»»
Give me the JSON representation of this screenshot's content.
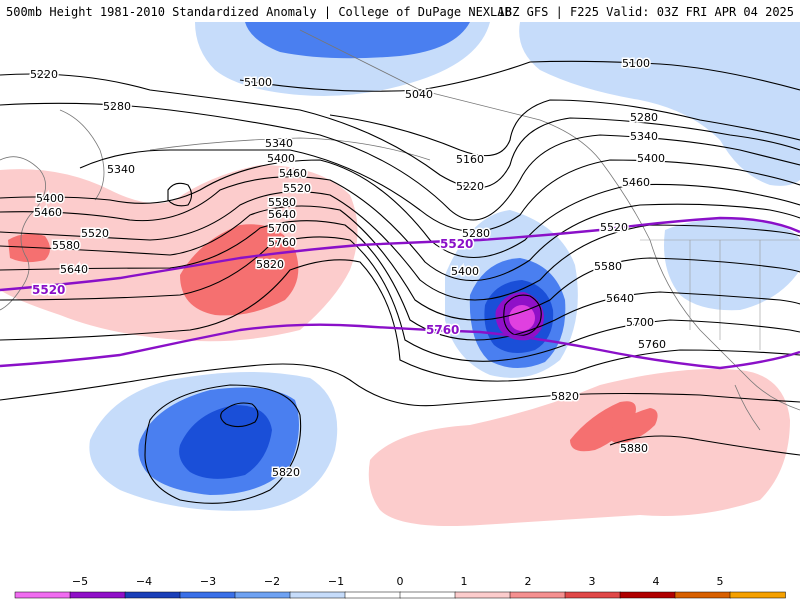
{
  "header": {
    "left": "500mb Height 1981-2010 Standardized Anomaly | College of DuPage NEXLAB",
    "right": "18Z GFS | F225 Valid: 03Z FRI APR 04 2025"
  },
  "height_contours": {
    "labels": [
      "5100",
      "5100",
      "5040",
      "5160",
      "5220",
      "5220",
      "5280",
      "5280",
      "5280",
      "5340",
      "5340",
      "5340",
      "5400",
      "5400",
      "5400",
      "5400",
      "5460",
      "5460",
      "5460",
      "5520",
      "5520",
      "5520",
      "5580",
      "5580",
      "5580",
      "5640",
      "5640",
      "5640",
      "5700",
      "5700",
      "5760",
      "5760",
      "5820",
      "5820",
      "5820",
      "5880"
    ]
  },
  "climo_contours": {
    "labels": [
      "5520",
      "5520",
      "5760"
    ],
    "color": "#8a10c8"
  },
  "anomaly_colors": {
    "strong_negative": "#e040e0",
    "negative_3": "#1a4fd8",
    "negative_2": "#4a7ff0",
    "negative_1": "#c6dcfa",
    "positive_1": "#fccccc",
    "positive_2": "#f57070"
  },
  "colorbar": {
    "ticks": [
      "−5",
      "−4",
      "−3",
      "−2",
      "−1",
      "0",
      "1",
      "2",
      "3",
      "4",
      "5"
    ],
    "colors": [
      "#f06cf0",
      "#9010c8",
      "#1a3fb8",
      "#3a70e8",
      "#6fa2f2",
      "#c6dcfa",
      "#ffffff",
      "#ffffff",
      "#fccccc",
      "#f59090",
      "#e04848",
      "#b00000",
      "#d86000",
      "#f5a000"
    ]
  }
}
««
# TASK BRIEF
Omit the pictures, then output the rest of the listing exactly.

# PROBLEM SOLUTION
Give me the JSON representation of this screenshot's content.
{
  "header": {
    "left": "500mb Height 1981-2010 Standardized Anomaly | College of DuPage NEXLAB",
    "right": "18Z GFS | F225 Valid: 03Z FRI APR 04 2025"
  },
  "height_contours": {
    "labels": [
      "5100",
      "5100",
      "5040",
      "5160",
      "5220",
      "5220",
      "5280",
      "5280",
      "5280",
      "5340",
      "5340",
      "5340",
      "5400",
      "5400",
      "5400",
      "5400",
      "5460",
      "5460",
      "5460",
      "5520",
      "5520",
      "5520",
      "5580",
      "5580",
      "5580",
      "5640",
      "5640",
      "5640",
      "5700",
      "5700",
      "5760",
      "5760",
      "5820",
      "5820",
      "5820",
      "5880"
    ]
  },
  "climo_contours": {
    "labels": [
      "5520",
      "5520",
      "5760"
    ],
    "color": "#8a10c8"
  },
  "anomaly_colors": {
    "strong_negative": "#e040e0",
    "negative_3": "#1a4fd8",
    "negative_2": "#4a7ff0",
    "negative_1": "#c6dcfa",
    "positive_1": "#fccccc",
    "positive_2": "#f57070"
  },
  "colorbar": {
    "ticks": [
      "−5",
      "−4",
      "−3",
      "−2",
      "−1",
      "0",
      "1",
      "2",
      "3",
      "4",
      "5"
    ],
    "colors": [
      "#f06cf0",
      "#9010c8",
      "#1a3fb8",
      "#3a70e8",
      "#6fa2f2",
      "#c6dcfa",
      "#ffffff",
      "#ffffff",
      "#fccccc",
      "#f59090",
      "#e04848",
      "#b00000",
      "#d86000",
      "#f5a000"
    ]
  }
}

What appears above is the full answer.